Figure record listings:

════════════════════

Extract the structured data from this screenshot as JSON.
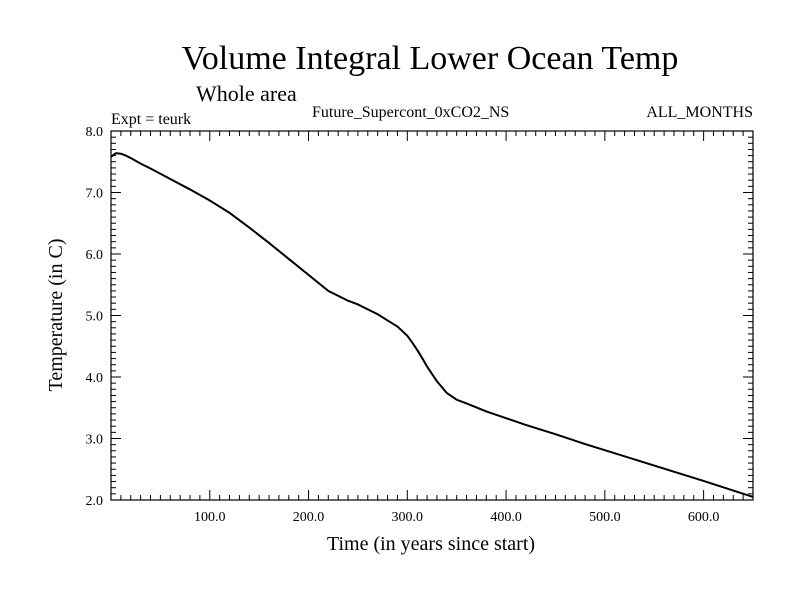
{
  "chart_data": {
    "type": "line",
    "title": "Volume Integral Lower Ocean Temp",
    "subtitle": "Whole area",
    "experiment": "Expt = teurk",
    "run_name": "Future_Supercont_0xCO2_NS",
    "months": "ALL_MONTHS",
    "xlabel": "Time (in years since start)",
    "ylabel": "Temperature (in C)",
    "xlim": [
      0,
      650
    ],
    "ylim": [
      2.0,
      8.0
    ],
    "x_ticks": [
      100,
      200,
      300,
      400,
      500,
      600
    ],
    "x_tick_labels": [
      "100.0",
      "200.0",
      "300.0",
      "400.0",
      "500.0",
      "600.0"
    ],
    "y_ticks": [
      2,
      3,
      4,
      5,
      6,
      7,
      8
    ],
    "y_tick_labels": [
      "2.0",
      "3.0",
      "4.0",
      "5.0",
      "6.0",
      "7.0",
      "8.0"
    ],
    "grid": false,
    "series": [
      {
        "color": "#000000",
        "x": [
          0,
          5,
          10,
          15,
          20,
          30,
          40,
          60,
          80,
          100,
          120,
          140,
          160,
          180,
          200,
          220,
          240,
          250,
          260,
          270,
          280,
          290,
          300,
          305,
          310,
          315,
          320,
          330,
          340,
          350,
          360,
          380,
          400,
          420,
          450,
          480,
          500,
          550,
          600,
          650
        ],
        "y": [
          7.58,
          7.64,
          7.63,
          7.6,
          7.56,
          7.47,
          7.39,
          7.22,
          7.05,
          6.87,
          6.67,
          6.43,
          6.18,
          5.92,
          5.66,
          5.4,
          5.24,
          5.18,
          5.1,
          5.02,
          4.92,
          4.82,
          4.67,
          4.56,
          4.44,
          4.31,
          4.17,
          3.93,
          3.74,
          3.63,
          3.57,
          3.44,
          3.33,
          3.22,
          3.07,
          2.91,
          2.81,
          2.56,
          2.31,
          2.05
        ]
      }
    ]
  }
}
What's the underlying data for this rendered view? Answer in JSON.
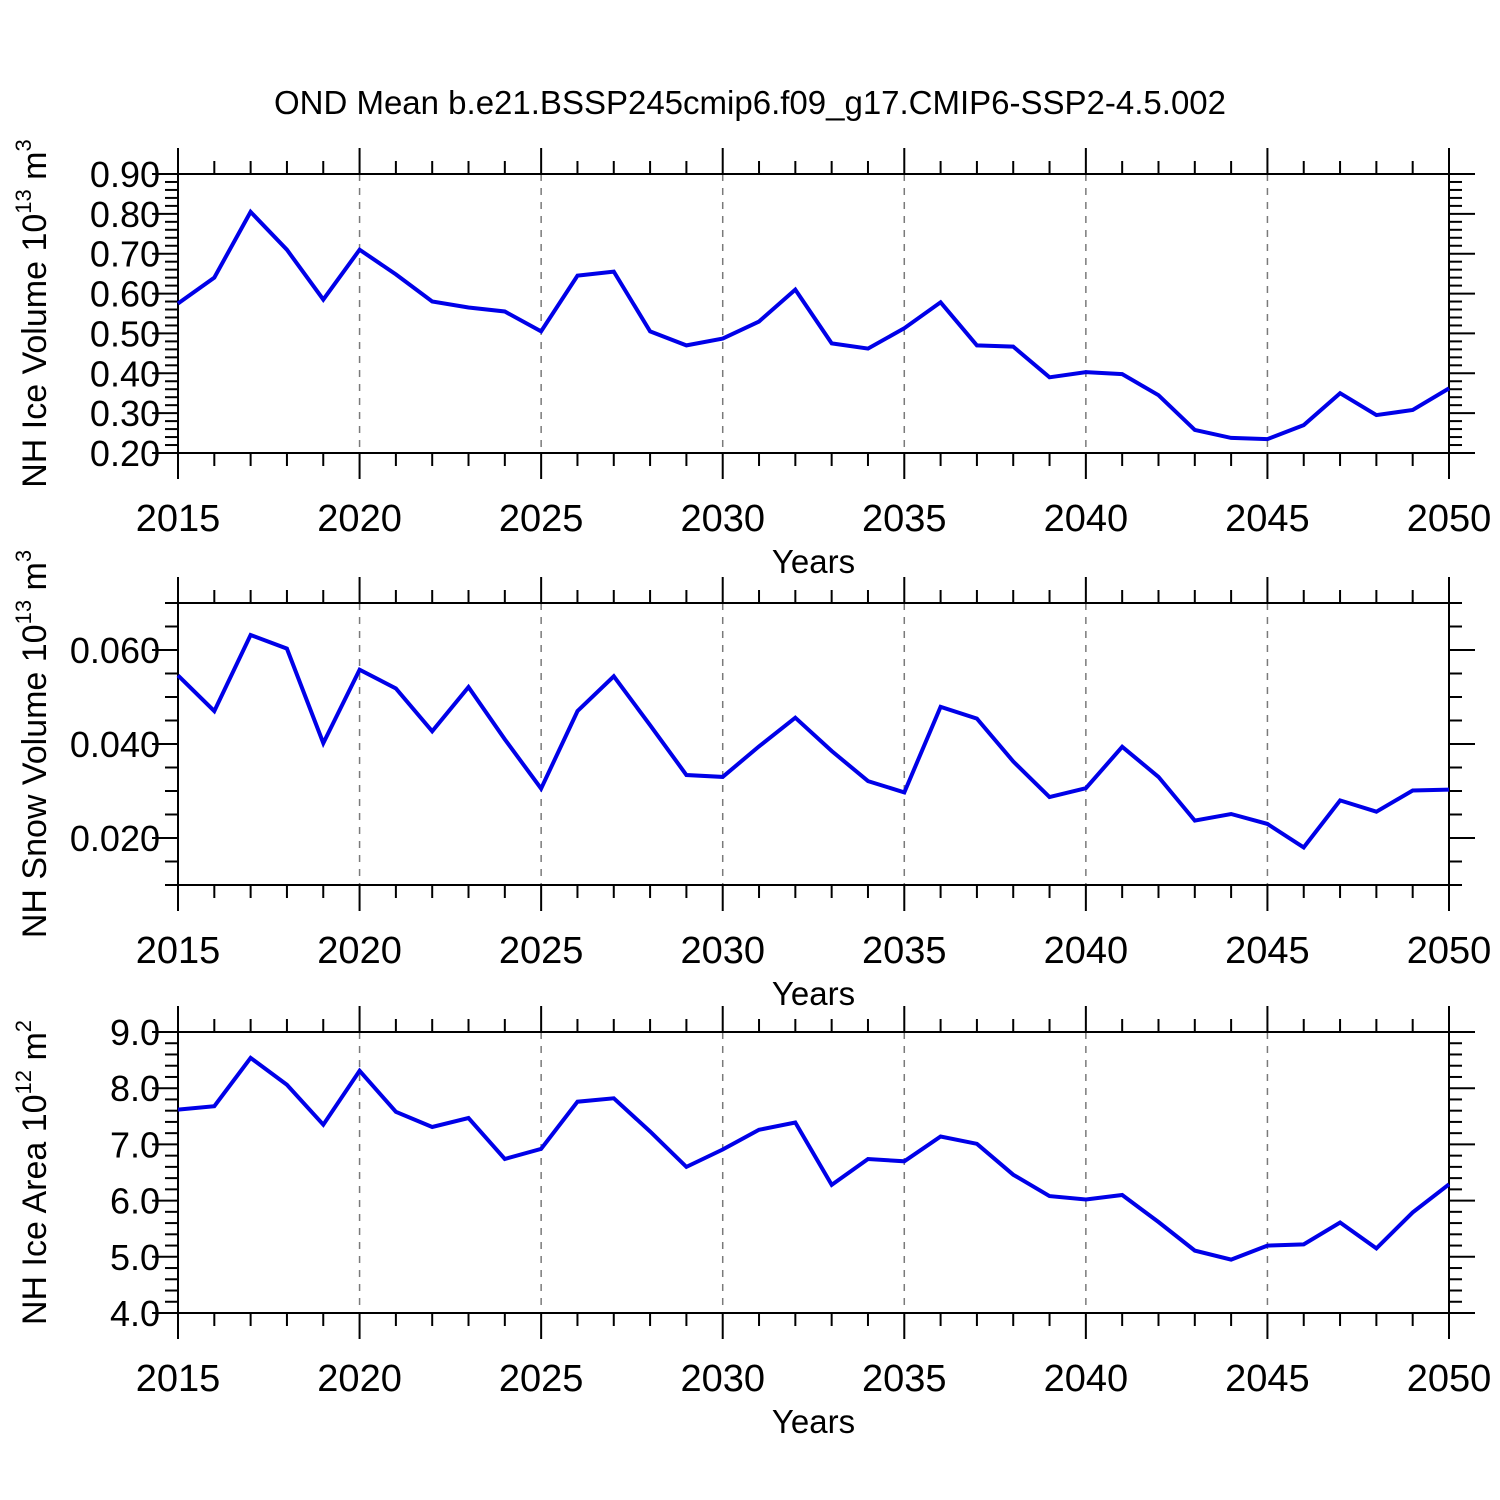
{
  "title": "OND Mean b.e21.BSSP245cmip6.f09_g17.CMIP6-SSP2-4.5.002",
  "colors": {
    "line": "#0000e8",
    "axis": "#000000",
    "gridline": "#7a7a7a",
    "text": "#000000",
    "background": "#ffffff"
  },
  "x_axis": {
    "label": "Years",
    "range": [
      2015,
      2050
    ],
    "major_ticks": [
      2015,
      2020,
      2025,
      2030,
      2035,
      2040,
      2045,
      2050
    ],
    "minor_step_years": 1,
    "gridline_years": [
      2020,
      2025,
      2030,
      2035,
      2040,
      2045
    ]
  },
  "chart_data": [
    {
      "id": "nh-ice-volume",
      "type": "line",
      "title": "",
      "xlabel": "Years",
      "ylabel": "NH Ice Volume 10^13 m^3",
      "ylim": [
        0.2,
        0.9
      ],
      "ytick_step": 0.1,
      "yminor_step": 0.02,
      "ytick_decimals": 2,
      "ytick_labels": [
        "0.20",
        "0.30",
        "0.40",
        "0.50",
        "0.60",
        "0.70",
        "0.80",
        "0.90"
      ],
      "grid": "vertical-dashed",
      "legend": "none",
      "x": [
        2015,
        2016,
        2017,
        2018,
        2019,
        2020,
        2021,
        2022,
        2023,
        2024,
        2025,
        2026,
        2027,
        2028,
        2029,
        2030,
        2031,
        2032,
        2033,
        2034,
        2035,
        2036,
        2037,
        2038,
        2039,
        2040,
        2041,
        2042,
        2043,
        2044,
        2045,
        2046,
        2047,
        2048,
        2049,
        2050
      ],
      "values": [
        0.575,
        0.64,
        0.805,
        0.71,
        0.585,
        0.71,
        0.648,
        0.58,
        0.565,
        0.555,
        0.505,
        0.645,
        0.655,
        0.505,
        0.47,
        0.487,
        0.53,
        0.61,
        0.475,
        0.462,
        0.513,
        0.578,
        0.47,
        0.467,
        0.39,
        0.403,
        0.398,
        0.345,
        0.258,
        0.238,
        0.235,
        0.27,
        0.35,
        0.295,
        0.308,
        0.362
      ]
    },
    {
      "id": "nh-snow-volume",
      "type": "line",
      "title": "",
      "xlabel": "Years",
      "ylabel": "NH Snow Volume 10^13 m^3",
      "ylim": [
        0.01,
        0.07
      ],
      "ytick_step": 0.02,
      "yminor_step": 0.005,
      "ytick_decimals": 3,
      "ytick_labels": [
        "0.020",
        "0.040",
        "0.060"
      ],
      "grid": "vertical-dashed",
      "legend": "none",
      "x": [
        2015,
        2016,
        2017,
        2018,
        2019,
        2020,
        2021,
        2022,
        2023,
        2024,
        2025,
        2026,
        2027,
        2028,
        2029,
        2030,
        2031,
        2032,
        2033,
        2034,
        2035,
        2036,
        2037,
        2038,
        2039,
        2040,
        2041,
        2042,
        2043,
        2044,
        2045,
        2046,
        2047,
        2048,
        2049,
        2050
      ],
      "values": [
        0.0546,
        0.047,
        0.0632,
        0.0603,
        0.0402,
        0.0558,
        0.0518,
        0.0427,
        0.0521,
        0.041,
        0.0305,
        0.047,
        0.0544,
        0.044,
        0.0334,
        0.033,
        0.0395,
        0.0456,
        0.0385,
        0.0321,
        0.0297,
        0.0479,
        0.0454,
        0.0363,
        0.0287,
        0.0306,
        0.0394,
        0.033,
        0.0237,
        0.0251,
        0.023,
        0.018,
        0.028,
        0.0256,
        0.0301,
        0.0303
      ]
    },
    {
      "id": "nh-ice-area",
      "type": "line",
      "title": "",
      "xlabel": "Years",
      "ylabel": "NH Ice Area 10^12 m^2",
      "ylim": [
        4.0,
        9.0
      ],
      "ytick_step": 1.0,
      "yminor_step": 0.2,
      "ytick_decimals": 1,
      "ytick_labels": [
        "4.0",
        "5.0",
        "6.0",
        "7.0",
        "8.0",
        "9.0"
      ],
      "grid": "vertical-dashed",
      "legend": "none",
      "x": [
        2015,
        2016,
        2017,
        2018,
        2019,
        2020,
        2021,
        2022,
        2023,
        2024,
        2025,
        2026,
        2027,
        2028,
        2029,
        2030,
        2031,
        2032,
        2033,
        2034,
        2035,
        2036,
        2037,
        2038,
        2039,
        2040,
        2041,
        2042,
        2043,
        2044,
        2045,
        2046,
        2047,
        2048,
        2049,
        2050
      ],
      "values": [
        7.62,
        7.68,
        8.54,
        8.06,
        7.35,
        8.31,
        7.58,
        7.31,
        7.47,
        6.74,
        6.92,
        7.76,
        7.82,
        7.23,
        6.6,
        6.91,
        7.26,
        7.39,
        6.28,
        6.74,
        6.7,
        7.14,
        7.01,
        6.46,
        6.08,
        6.02,
        6.1,
        5.62,
        5.11,
        4.95,
        5.2,
        5.22,
        5.61,
        5.15,
        5.79,
        6.29
      ]
    }
  ]
}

════════════════════

**What to work on:**
Tell how many lines of the material above hold "JSON", answering with a bare number.

**Full output:**
2